#### Task objective:
Transcribe every item below verbatim, preserving each character, line break, and coordinate.

#### Provided data:

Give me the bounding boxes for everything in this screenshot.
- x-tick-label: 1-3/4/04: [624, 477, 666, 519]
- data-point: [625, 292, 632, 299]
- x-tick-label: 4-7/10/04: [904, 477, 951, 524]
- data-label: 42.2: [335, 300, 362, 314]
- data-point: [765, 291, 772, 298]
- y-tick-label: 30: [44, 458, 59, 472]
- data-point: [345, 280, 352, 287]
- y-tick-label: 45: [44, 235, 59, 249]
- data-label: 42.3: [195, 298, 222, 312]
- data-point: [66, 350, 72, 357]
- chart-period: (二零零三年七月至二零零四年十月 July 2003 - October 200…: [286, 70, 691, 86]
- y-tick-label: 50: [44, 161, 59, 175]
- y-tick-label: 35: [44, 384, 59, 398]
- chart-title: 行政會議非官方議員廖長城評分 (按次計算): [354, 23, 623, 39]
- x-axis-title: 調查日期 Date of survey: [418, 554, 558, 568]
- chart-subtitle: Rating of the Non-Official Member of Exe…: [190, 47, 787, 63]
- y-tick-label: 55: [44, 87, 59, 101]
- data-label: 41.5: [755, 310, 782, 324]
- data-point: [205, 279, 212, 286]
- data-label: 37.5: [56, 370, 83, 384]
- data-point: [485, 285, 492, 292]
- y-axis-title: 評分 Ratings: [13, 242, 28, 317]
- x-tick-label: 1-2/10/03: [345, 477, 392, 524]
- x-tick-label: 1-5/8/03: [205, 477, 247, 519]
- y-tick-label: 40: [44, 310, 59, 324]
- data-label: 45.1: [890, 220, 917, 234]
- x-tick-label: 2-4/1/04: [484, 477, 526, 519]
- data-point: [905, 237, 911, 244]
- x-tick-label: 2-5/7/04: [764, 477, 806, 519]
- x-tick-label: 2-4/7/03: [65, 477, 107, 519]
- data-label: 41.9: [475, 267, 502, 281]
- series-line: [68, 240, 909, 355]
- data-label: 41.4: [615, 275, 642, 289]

#### Output below:
Give me the bounding boxes for everything in this screenshot.
- x-tick-label: 1-3/4/04: [624, 477, 666, 519]
- data-point: [625, 292, 632, 299]
- x-tick-label: 4-7/10/04: [904, 477, 951, 524]
- data-label: 42.2: [335, 300, 362, 314]
- data-point: [765, 291, 772, 298]
- y-tick-label: 30: [44, 458, 59, 472]
- data-point: [345, 280, 352, 287]
- y-tick-label: 45: [44, 235, 59, 249]
- data-label: 42.3: [195, 298, 222, 312]
- data-point: [66, 350, 72, 357]
- chart-period: (二零零三年七月至二零零四年十月 July 2003 - October 200…: [286, 70, 691, 86]
- y-tick-label: 50: [44, 161, 59, 175]
- y-tick-label: 35: [44, 384, 59, 398]
- chart-title: 行政會議非官方議員廖長城評分 (按次計算): [354, 23, 623, 39]
- x-axis-title: 調查日期 Date of survey: [418, 554, 558, 568]
- chart-subtitle: Rating of the Non-Official Member of Exe…: [190, 47, 787, 63]
- y-tick-label: 55: [44, 87, 59, 101]
- data-label: 41.5: [755, 310, 782, 324]
- data-point: [205, 279, 212, 286]
- data-label: 37.5: [56, 370, 83, 384]
- data-point: [485, 285, 492, 292]
- y-axis-title: 評分 Ratings: [13, 242, 28, 317]
- x-tick-label: 1-2/10/03: [345, 477, 392, 524]
- x-tick-label: 1-5/8/03: [205, 477, 247, 519]
- y-tick-label: 40: [44, 310, 59, 324]
- data-label: 45.1: [890, 220, 917, 234]
- x-tick-label: 2-4/1/04: [484, 477, 526, 519]
- data-point: [905, 237, 911, 244]
- x-tick-label: 2-5/7/04: [764, 477, 806, 519]
- x-tick-label: 2-4/7/03: [65, 477, 107, 519]
- data-label: 41.9: [475, 267, 502, 281]
- series-line: [68, 240, 909, 355]
- data-label: 41.4: [615, 275, 642, 289]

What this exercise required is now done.